PROBLEM | Reproduce word for word the lines of the records, starting at the line containing "x-tick-label: '19 (558, 406, 575, 421)" and ending at the line containing "watermark-site: ISABELNET.com (528, 391, 633, 406)", including both.

INPUT FOR THIS TASK |
>> BEGIN

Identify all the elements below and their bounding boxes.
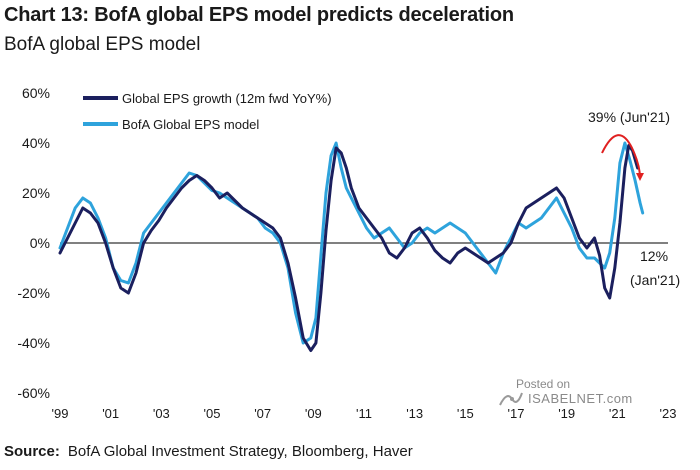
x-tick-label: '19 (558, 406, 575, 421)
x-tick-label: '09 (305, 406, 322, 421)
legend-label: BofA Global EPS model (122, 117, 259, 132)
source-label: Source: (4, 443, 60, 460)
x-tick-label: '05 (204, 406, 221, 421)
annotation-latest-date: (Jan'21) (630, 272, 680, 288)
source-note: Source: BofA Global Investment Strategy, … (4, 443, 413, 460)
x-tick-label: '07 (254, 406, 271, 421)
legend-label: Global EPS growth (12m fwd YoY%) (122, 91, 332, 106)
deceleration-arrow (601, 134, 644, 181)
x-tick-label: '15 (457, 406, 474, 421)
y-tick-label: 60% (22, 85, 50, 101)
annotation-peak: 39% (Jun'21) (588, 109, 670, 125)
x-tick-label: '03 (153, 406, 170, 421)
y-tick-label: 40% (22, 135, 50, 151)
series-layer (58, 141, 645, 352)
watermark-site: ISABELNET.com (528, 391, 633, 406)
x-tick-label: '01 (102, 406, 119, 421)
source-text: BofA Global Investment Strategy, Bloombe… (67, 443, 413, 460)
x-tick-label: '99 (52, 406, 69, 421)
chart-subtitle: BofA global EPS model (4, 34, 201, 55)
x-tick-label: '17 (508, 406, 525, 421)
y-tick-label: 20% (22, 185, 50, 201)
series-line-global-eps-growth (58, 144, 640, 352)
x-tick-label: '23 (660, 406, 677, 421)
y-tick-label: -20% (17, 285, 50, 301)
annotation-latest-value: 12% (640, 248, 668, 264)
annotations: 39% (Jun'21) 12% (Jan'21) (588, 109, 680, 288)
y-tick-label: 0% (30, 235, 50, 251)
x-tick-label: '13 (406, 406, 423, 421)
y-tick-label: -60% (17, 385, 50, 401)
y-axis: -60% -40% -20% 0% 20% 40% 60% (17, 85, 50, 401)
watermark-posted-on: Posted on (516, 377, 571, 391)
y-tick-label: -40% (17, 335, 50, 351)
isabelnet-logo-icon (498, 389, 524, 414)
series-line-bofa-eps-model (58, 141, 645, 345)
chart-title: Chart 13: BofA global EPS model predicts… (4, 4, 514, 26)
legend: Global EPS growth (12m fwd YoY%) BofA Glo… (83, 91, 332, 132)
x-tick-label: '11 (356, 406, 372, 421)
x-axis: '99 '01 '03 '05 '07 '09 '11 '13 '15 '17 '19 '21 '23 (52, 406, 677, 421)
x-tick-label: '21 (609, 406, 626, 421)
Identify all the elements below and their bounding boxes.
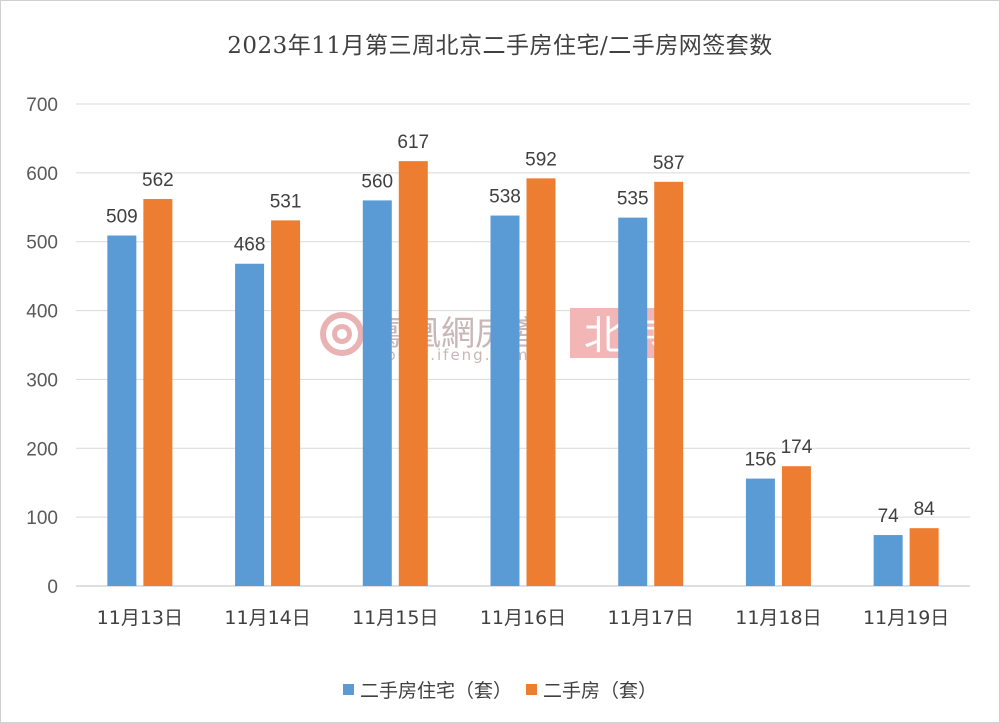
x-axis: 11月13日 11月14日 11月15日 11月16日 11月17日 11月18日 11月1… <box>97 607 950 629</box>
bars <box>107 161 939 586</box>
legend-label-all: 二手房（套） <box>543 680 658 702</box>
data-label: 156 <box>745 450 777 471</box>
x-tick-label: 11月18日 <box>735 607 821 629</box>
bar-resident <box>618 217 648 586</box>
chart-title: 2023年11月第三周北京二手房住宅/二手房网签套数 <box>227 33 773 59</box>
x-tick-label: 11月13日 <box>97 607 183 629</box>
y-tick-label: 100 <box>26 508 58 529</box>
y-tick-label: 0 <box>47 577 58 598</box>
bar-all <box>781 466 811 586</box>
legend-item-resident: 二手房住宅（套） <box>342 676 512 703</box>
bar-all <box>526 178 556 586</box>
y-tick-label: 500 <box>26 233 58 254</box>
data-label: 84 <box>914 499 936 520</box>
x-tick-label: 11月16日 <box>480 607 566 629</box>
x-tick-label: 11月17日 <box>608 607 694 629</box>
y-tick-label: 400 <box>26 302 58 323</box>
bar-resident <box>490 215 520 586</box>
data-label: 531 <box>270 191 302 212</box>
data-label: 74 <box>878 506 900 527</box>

>> END

FULL OUTPUT |
x-tick-label: '19 (558, 406, 575, 421)
x-tick-label: '09 (305, 406, 322, 421)
legend-label: BofA Global EPS model (122, 117, 259, 132)
source-label: Source: (4, 443, 60, 460)
x-tick-label: '05 (204, 406, 221, 421)
annotation-latest-date: (Jan'21) (630, 272, 680, 288)
source-note: Source: BofA Global Investment Strategy, … (4, 443, 413, 460)
x-tick-label: '07 (254, 406, 271, 421)
legend-label: Global EPS growth (12m fwd YoY%) (122, 91, 332, 106)
deceleration-arrow (601, 134, 644, 181)
x-tick-label: '15 (457, 406, 474, 421)
y-tick-label: 60% (22, 85, 50, 101)
annotation-peak: 39% (Jun'21) (588, 109, 670, 125)
x-tick-label: '03 (153, 406, 170, 421)
y-tick-label: 40% (22, 135, 50, 151)
series-layer (58, 141, 645, 352)
watermark-site: ISABELNET.com (528, 391, 633, 406)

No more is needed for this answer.